*Written exercise*
Copy each line holding the string "Electronics".

*Given records*
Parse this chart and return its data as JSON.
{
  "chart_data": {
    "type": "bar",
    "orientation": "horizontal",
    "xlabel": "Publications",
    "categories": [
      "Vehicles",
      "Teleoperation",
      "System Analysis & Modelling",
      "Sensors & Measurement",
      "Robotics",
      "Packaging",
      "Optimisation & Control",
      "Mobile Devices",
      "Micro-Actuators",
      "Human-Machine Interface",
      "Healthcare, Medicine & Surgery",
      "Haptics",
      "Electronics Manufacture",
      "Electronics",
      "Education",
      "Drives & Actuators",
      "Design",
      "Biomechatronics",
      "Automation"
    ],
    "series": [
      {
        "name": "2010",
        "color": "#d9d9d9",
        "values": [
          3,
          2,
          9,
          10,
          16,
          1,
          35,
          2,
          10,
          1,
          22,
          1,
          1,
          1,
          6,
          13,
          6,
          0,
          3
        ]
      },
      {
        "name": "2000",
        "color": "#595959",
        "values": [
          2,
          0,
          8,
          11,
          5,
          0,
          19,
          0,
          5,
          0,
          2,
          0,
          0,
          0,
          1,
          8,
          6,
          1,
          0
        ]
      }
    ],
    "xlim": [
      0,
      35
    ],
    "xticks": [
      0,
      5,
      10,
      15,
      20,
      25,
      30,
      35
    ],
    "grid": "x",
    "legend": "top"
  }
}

*Answer to this problem*
      "Electronics Manufacture",
      "Electronics",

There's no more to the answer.